start Data for this exercise

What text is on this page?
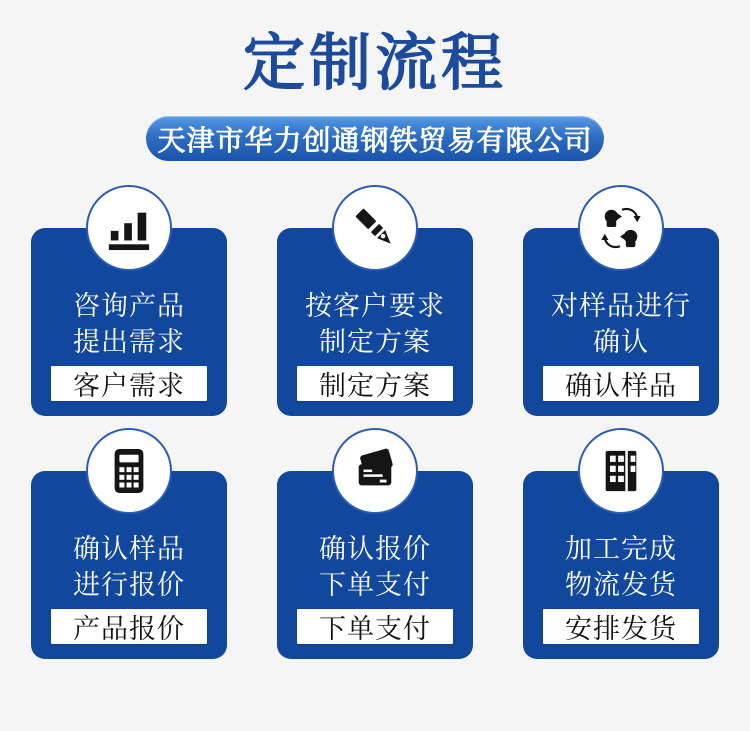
定制流程
天津市华力创通钢铁贸易有限公司
咨询产品
提出需求
客户需求
按客户要求
制定方案
制定方案
对样品进行
确认
确认样品
确认样品
进行报价
产品报价
确认报价
下单支付
下单支付
加工完成
物流发货
安排发货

end Data for this exercise

Reproduce every record above exactly, omitting the pictures.

### Answer for the task
What text is on this page?
定制流程
天津市华力创通钢铁贸易有限公司
咨询产品
提出需求
客户需求
按客户要求
制定方案
制定方案
对样品进行
确认
确认样品
确认样品
进行报价
产品报价
确认报价
下单支付
下单支付
加工完成
物流发货
安排发货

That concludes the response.